Return the material exactly as supplied, apart from the pictures, which are omitted.

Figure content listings
__________________________________________________
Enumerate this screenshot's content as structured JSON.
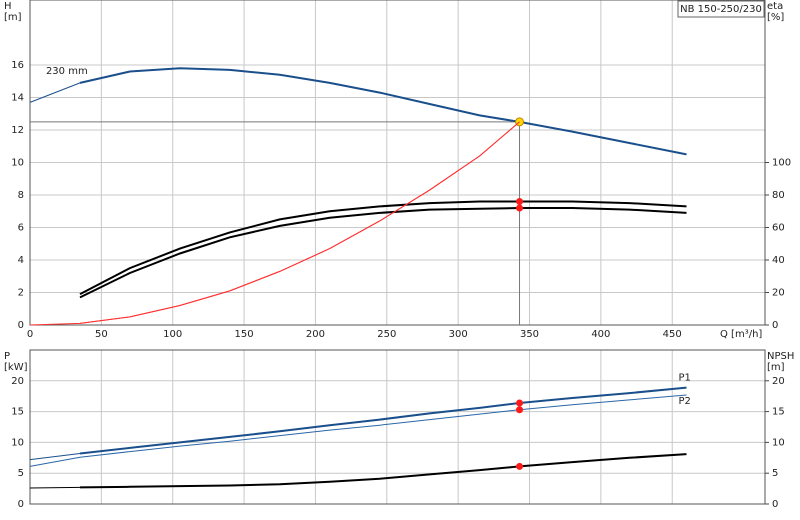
{
  "chart_data": [
    {
      "type": "line",
      "title": "NB 150-250/230",
      "ylabel": [
        "H",
        "[m]"
      ],
      "y2label": [
        "eta",
        "[%]"
      ],
      "xlabel": "Q [m³/h]",
      "x": [
        0,
        35,
        70,
        105,
        140,
        175,
        210,
        245,
        280,
        315,
        343,
        380,
        420,
        460
      ],
      "xlim": [
        0,
        515
      ],
      "xticks": [
        0,
        50,
        100,
        150,
        200,
        250,
        300,
        350,
        400,
        450
      ],
      "ylim": [
        0,
        20
      ],
      "yticks": [
        0,
        2,
        4,
        6,
        8,
        10,
        12,
        14,
        16
      ],
      "y2lim": [
        0,
        200
      ],
      "y2ticks": [
        0,
        20,
        40,
        60,
        80,
        100
      ],
      "qmin": 35,
      "grid": true,
      "duty_point": {
        "x": 343,
        "y": 12.5
      },
      "series": [
        {
          "name": "230 mm",
          "color": "#1a4f8c",
          "values": [
            13.7,
            14.9,
            15.6,
            15.8,
            15.7,
            15.4,
            14.9,
            14.3,
            13.6,
            12.9,
            12.5,
            11.9,
            11.2,
            10.5
          ]
        },
        {
          "color": "#000000",
          "axis": "y2",
          "values": [
            null,
            19,
            35,
            47,
            57,
            65,
            70,
            73,
            75,
            76,
            76,
            76,
            75,
            73
          ]
        },
        {
          "color": "#000000",
          "axis": "y2",
          "values": [
            null,
            17,
            32,
            44,
            54,
            61,
            66,
            69,
            71,
            71.5,
            72,
            72,
            71,
            69
          ]
        },
        {
          "color": "#ff3030",
          "values": [
            0,
            0.1,
            0.5,
            1.2,
            2.1,
            3.3,
            4.7,
            6.4,
            8.3,
            10.4,
            12.5,
            null,
            null,
            null
          ]
        }
      ]
    },
    {
      "type": "line",
      "ylabel": [
        "P",
        "[kW]"
      ],
      "y2label": [
        "NPSH",
        "[m]"
      ],
      "x": [
        0,
        35,
        70,
        105,
        140,
        175,
        210,
        245,
        280,
        315,
        343,
        380,
        420,
        460
      ],
      "xlim": [
        0,
        515
      ],
      "xticks": [
        0,
        50,
        100,
        150,
        200,
        250,
        300,
        350,
        400,
        450
      ],
      "ylim": [
        0,
        25
      ],
      "yticks": [
        0,
        5,
        10,
        15,
        20
      ],
      "y2lim": [
        0,
        25
      ],
      "y2ticks": [
        0,
        5,
        10,
        15,
        20
      ],
      "qmin": 35,
      "grid": true,
      "duty_point": {
        "x": 343
      },
      "series": [
        {
          "name": "P1",
          "color": "#1a4f8c",
          "values": [
            7.2,
            8.2,
            9.1,
            10.0,
            10.9,
            11.8,
            12.8,
            13.7,
            14.7,
            15.6,
            16.4,
            17.2,
            18.0,
            18.9
          ]
        },
        {
          "name": "P2",
          "color": "#2a66a8",
          "thin": true,
          "values": [
            6.1,
            7.6,
            8.5,
            9.4,
            10.2,
            11.1,
            12.0,
            12.8,
            13.7,
            14.6,
            15.3,
            16.1,
            16.9,
            17.7
          ]
        },
        {
          "color": "#000000",
          "axis": "y2",
          "values": [
            2.6,
            2.7,
            2.8,
            2.9,
            3.0,
            3.2,
            3.6,
            4.1,
            4.8,
            5.5,
            6.1,
            6.8,
            7.5,
            8.1
          ]
        }
      ]
    }
  ]
}
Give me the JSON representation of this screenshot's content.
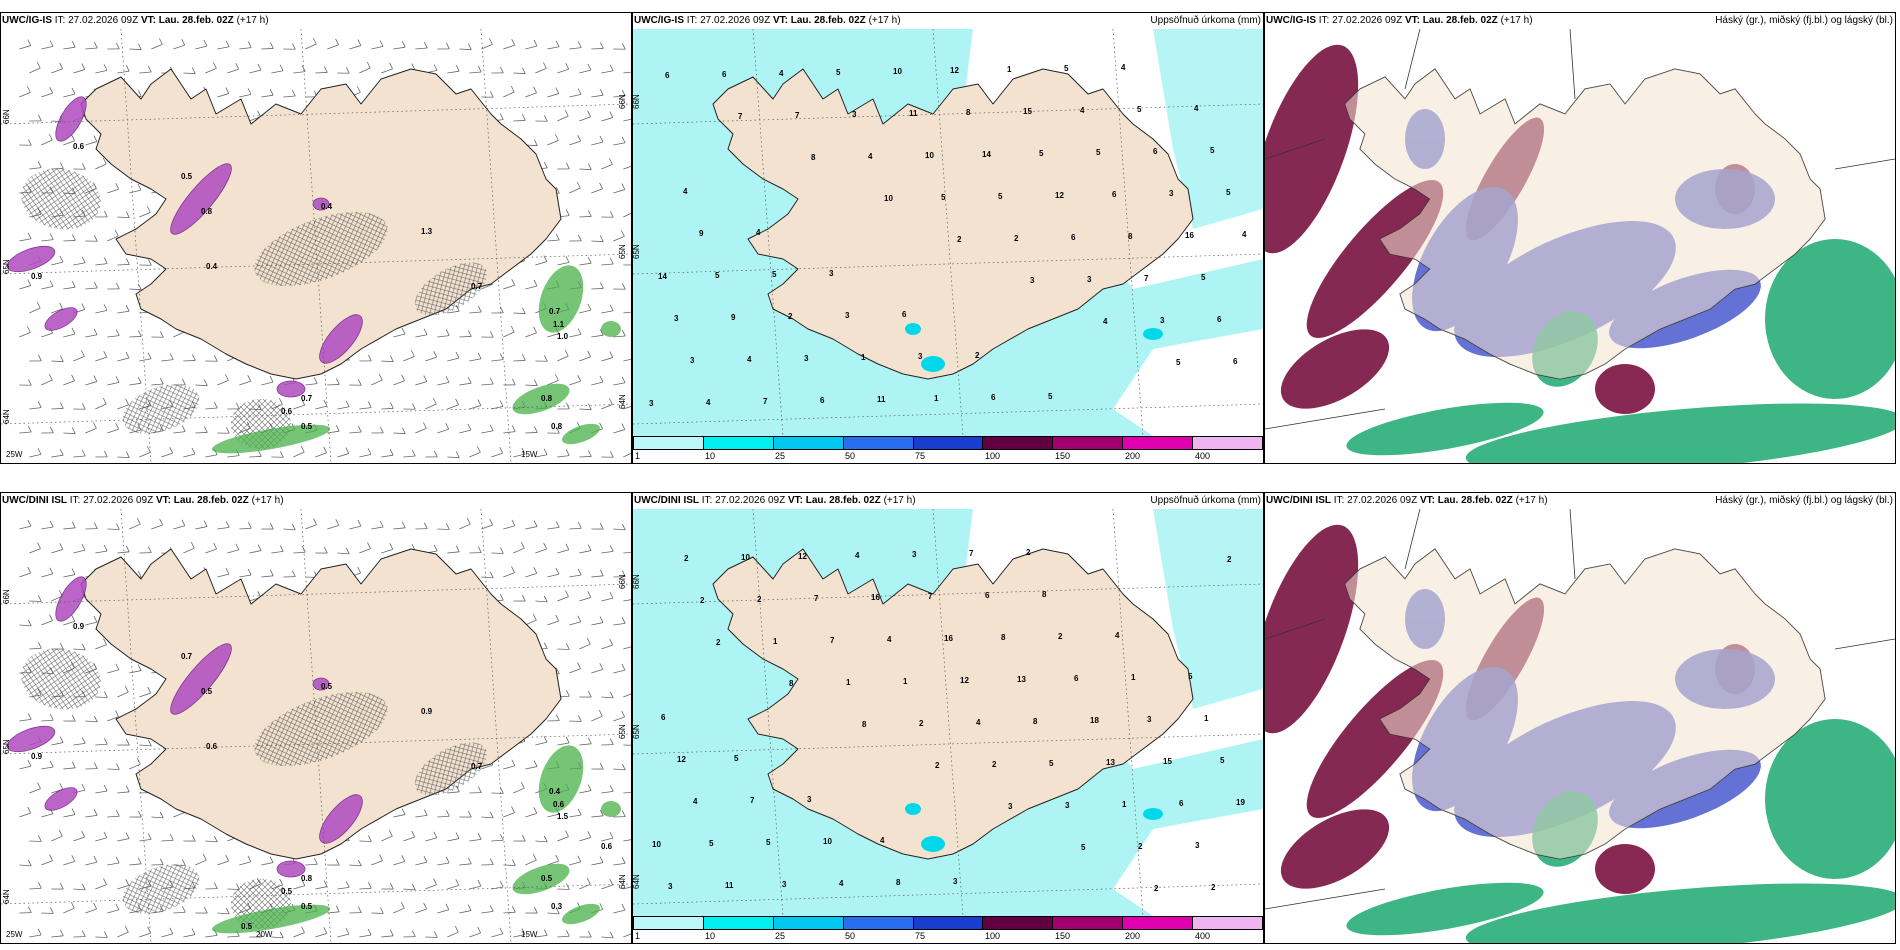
__________________________________________________
IN RESPONSE>
Enumerate this screenshot's content as structured JSON.
{
  "chart_data": [
    {
      "type": "line",
      "title": "NB 150-250/230",
      "ylabel": [
        "H",
        "[m]"
      ],
      "y2label": [
        "eta",
        "[%]"
      ],
      "xlabel": "Q [m³/h]",
      "x": [
        0,
        35,
        70,
        105,
        140,
        175,
        210,
        245,
        280,
        315,
        343,
        380,
        420,
        460
      ],
      "xlim": [
        0,
        515
      ],
      "xticks": [
        0,
        50,
        100,
        150,
        200,
        250,
        300,
        350,
        400,
        450
      ],
      "ylim": [
        0,
        20
      ],
      "yticks": [
        0,
        2,
        4,
        6,
        8,
        10,
        12,
        14,
        16
      ],
      "y2lim": [
        0,
        200
      ],
      "y2ticks": [
        0,
        20,
        40,
        60,
        80,
        100
      ],
      "qmin": 35,
      "grid": true,
      "duty_point": {
        "x": 343,
        "y": 12.5
      },
      "series": [
        {
          "name": "230 mm",
          "color": "#1a4f8c",
          "values": [
            13.7,
            14.9,
            15.6,
            15.8,
            15.7,
            15.4,
            14.9,
            14.3,
            13.6,
            12.9,
            12.5,
            11.9,
            11.2,
            10.5
          ]
        },
        {
          "color": "#000000",
          "axis": "y2",
          "values": [
            null,
            19,
            35,
            47,
            57,
            65,
            70,
            73,
            75,
            76,
            76,
            76,
            75,
            73
          ]
        },
        {
          "color": "#000000",
          "axis": "y2",
          "values": [
            null,
            17,
            32,
            44,
            54,
            61,
            66,
            69,
            71,
            71.5,
            72,
            72,
            71,
            69
          ]
        },
        {
          "color": "#ff3030",
          "values": [
            0,
            0.1,
            0.5,
            1.2,
            2.1,
            3.3,
            4.7,
            6.4,
            8.3,
            10.4,
            12.5,
            null,
            null,
            null
          ]
        }
      ]
    },
    {
      "type": "line",
      "ylabel": [
        "P",
        "[kW]"
      ],
      "y2label": [
        "NPSH",
        "[m]"
      ],
      "x": [
        0,
        35,
        70,
        105,
        140,
        175,
        210,
        245,
        280,
        315,
        343,
        380,
        420,
        460
      ],
      "xlim": [
        0,
        515
      ],
      "xticks": [
        0,
        50,
        100,
        150,
        200,
        250,
        300,
        350,
        400,
        450
      ],
      "ylim": [
        0,
        25
      ],
      "yticks": [
        0,
        5,
        10,
        15,
        20
      ],
      "y2lim": [
        0,
        25
      ],
      "y2ticks": [
        0,
        5,
        10,
        15,
        20
      ],
      "qmin": 35,
      "grid": true,
      "duty_point": {
        "x": 343
      },
      "series": [
        {
          "name": "P1",
          "color": "#1a4f8c",
          "values": [
            7.2,
            8.2,
            9.1,
            10.0,
            10.9,
            11.8,
            12.8,
            13.7,
            14.7,
            15.6,
            16.4,
            17.2,
            18.0,
            18.9
          ]
        },
        {
          "name": "P2",
          "color": "#2a66a8",
          "thin": true,
          "values": [
            6.1,
            7.6,
            8.5,
            9.4,
            10.2,
            11.1,
            12.0,
            12.8,
            13.7,
            14.6,
            15.3,
            16.1,
            16.9,
            17.7
          ]
        },
        {
          "color": "#000000",
          "axis": "y2",
          "values": [
            2.6,
            2.7,
            2.8,
            2.9,
            3.0,
            3.2,
            3.6,
            4.1,
            4.8,
            5.5,
            6.1,
            6.8,
            7.5,
            8.1
          ]
        }
      ]
    }
  ]
}
Give me the JSON representation of this screenshot's content.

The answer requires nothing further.